### FRAGMENT
━━━━━━━━━━━━━━━━━━━━
GESCHIEDENIS VAN DE ISLAM: Deel II (12)
De opvolging van Mohammed: de verovering van een rijk.
De ‘Jihad’
In het jaar 2 van de Islamitische jaartelling hebben de volgelingen van Mohammed een eerste overwinning behaald in een strijd tegen een troepenmacht uit Mekka, niettegenstaande ze veruit de minste in getal waren. Het enthousiasme van de moslims, aangevoerd door hun profeet, zaaide paniek in de rangen van de tegenstander. In hun eigen ogen was de overwinning een teken dat God zelf hun profeet legitimeerde.
Uit het boek van Watt W. Montgomery: “Voorbij Poitiers. Arabische invloeden op middeleeuws Europa”:
“Nadat Mohammed in 622 naar Medina was gegaan, begon een aantal van zijn volgelingen, in het bijzonder diegenen die samen met hem uit Mekka waren geëmigreerd, deel te nemen aan wat feitelijk razzia’s waren. Het was misschien om anderen aan te sporen om aan deze razzia’s mee te doen, dat in de koran wordt gesproken van ‘strijden op de weg van God’ en ‘zich inzetten op de weg van God’. Het Arabische woord voor ‘zich inzetten’ of ‘moeite doen om een bepaald doel te verwezenlijken’ is djihâd (‘jihad’ in het Nederlands). Deze term kan slaan op morele en spirituele inspanning, maar wordt vooral geassocieerd met het bestrijden van ongelovigen en wordt dan wel vertaald met ‘heilige oorlog’. Hoewel deze vertaling niet onjuist is, zal ik in dit boek het woord ‘jihad’ gebruiken, aangezien er verschillen zijn tussen het islamitische begrip jihad en het christelijke begrip kruistocht. …/… Een nomadische stam ondernam nooit een razzia tegen een groep waarmee een bondgenootschap was gesloten. In verschillende opzichten functioneerden de moslims in Medina als een stam of een stammenfederatie. Naarmate de macht en het gezag van Mohammed groeide, wilden steeds meer stammen en kleinere groeperingen een alliantie met hem sluiten. Mohammed eiste dan van hen, dat ze de islam zouden aannemen en hem als profeet zouden erkennen. Op deze manier had hij bij zijn dood in 632 een enorme confederatie van stammen en stamsegmenten opgebouwd, die zich over een groot deel van het Arabisch schiereiland uitstrekte.
━━━━━━━━━━━━━━━━━━━━
### HET MATERIAAL

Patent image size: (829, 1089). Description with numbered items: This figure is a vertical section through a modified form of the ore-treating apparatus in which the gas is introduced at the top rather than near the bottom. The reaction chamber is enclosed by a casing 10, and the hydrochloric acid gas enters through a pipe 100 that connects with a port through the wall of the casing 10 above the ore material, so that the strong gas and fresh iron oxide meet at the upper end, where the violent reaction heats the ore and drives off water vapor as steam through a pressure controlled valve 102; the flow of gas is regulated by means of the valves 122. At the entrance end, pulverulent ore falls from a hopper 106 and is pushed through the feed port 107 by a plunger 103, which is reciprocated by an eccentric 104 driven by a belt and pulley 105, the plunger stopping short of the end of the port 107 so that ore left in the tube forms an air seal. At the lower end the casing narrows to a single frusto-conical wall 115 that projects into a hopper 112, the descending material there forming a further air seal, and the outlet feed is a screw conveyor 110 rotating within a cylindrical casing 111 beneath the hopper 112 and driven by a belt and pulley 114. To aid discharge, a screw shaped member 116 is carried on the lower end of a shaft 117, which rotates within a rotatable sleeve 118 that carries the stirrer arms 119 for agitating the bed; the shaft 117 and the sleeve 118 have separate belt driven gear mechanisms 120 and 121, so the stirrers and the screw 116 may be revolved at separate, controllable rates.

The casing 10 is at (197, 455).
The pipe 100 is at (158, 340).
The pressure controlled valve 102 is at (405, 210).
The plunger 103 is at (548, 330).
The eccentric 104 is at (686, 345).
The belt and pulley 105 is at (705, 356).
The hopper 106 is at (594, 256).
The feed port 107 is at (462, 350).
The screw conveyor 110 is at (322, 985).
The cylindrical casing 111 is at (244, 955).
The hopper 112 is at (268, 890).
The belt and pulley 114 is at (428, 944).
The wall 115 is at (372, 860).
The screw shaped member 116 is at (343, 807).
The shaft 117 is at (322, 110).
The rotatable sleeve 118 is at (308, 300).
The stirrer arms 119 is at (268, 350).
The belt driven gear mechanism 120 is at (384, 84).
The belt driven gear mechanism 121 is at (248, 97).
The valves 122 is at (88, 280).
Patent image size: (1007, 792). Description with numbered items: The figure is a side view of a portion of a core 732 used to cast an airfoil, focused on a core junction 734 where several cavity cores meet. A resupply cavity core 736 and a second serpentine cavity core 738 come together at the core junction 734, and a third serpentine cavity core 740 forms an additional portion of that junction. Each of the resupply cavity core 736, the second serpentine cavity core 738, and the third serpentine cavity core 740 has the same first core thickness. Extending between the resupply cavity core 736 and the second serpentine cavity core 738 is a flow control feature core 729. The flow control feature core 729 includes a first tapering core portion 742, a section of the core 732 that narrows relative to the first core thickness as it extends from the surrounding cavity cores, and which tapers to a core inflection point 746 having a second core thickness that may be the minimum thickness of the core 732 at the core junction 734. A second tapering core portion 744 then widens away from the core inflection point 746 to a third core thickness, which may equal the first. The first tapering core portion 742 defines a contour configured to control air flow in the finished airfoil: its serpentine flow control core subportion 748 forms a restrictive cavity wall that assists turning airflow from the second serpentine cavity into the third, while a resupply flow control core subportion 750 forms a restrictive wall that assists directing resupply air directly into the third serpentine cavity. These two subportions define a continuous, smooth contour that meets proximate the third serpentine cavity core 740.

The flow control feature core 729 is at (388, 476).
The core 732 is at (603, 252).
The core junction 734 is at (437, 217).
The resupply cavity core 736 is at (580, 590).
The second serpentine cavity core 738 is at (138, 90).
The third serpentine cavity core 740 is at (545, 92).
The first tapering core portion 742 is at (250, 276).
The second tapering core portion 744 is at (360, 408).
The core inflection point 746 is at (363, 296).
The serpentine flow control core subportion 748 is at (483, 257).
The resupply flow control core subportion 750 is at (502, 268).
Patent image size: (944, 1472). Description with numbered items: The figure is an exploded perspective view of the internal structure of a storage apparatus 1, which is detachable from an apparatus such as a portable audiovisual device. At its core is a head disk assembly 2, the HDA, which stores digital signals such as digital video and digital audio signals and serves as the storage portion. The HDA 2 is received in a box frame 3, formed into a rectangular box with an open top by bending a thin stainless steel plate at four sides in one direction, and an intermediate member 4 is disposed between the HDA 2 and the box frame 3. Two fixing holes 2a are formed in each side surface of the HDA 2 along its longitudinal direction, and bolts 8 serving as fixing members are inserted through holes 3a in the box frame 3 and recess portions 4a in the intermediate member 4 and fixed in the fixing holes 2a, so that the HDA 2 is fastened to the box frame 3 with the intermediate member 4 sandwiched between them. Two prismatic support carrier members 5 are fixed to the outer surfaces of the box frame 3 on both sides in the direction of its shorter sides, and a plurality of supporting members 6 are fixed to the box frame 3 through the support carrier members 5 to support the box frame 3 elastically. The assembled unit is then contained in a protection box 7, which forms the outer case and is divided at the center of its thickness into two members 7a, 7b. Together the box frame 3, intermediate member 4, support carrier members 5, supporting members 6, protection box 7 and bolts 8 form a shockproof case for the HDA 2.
━━━━━━━━━━━━━━━━━━━━
### OPDRACHT
Zoek in het fragment het antwoord op deze vragen.
(a) In welk jaar van de islamitische jaartelling wonnen de volgelingen van Mohammed voor het eerst van een troepenmacht uit Mekka?
(b) Wat is het Arabische woord voor 'zich inzetten'?
(c) Wat eiste Mohammed van stammen die een bondgenootschap met hem wilden sluiten?

### OPLOSSING
(a) In het jaar 2.
(b) Djihâd.
(c) Dat ze de islam aannamen en hem als profeet erkenden.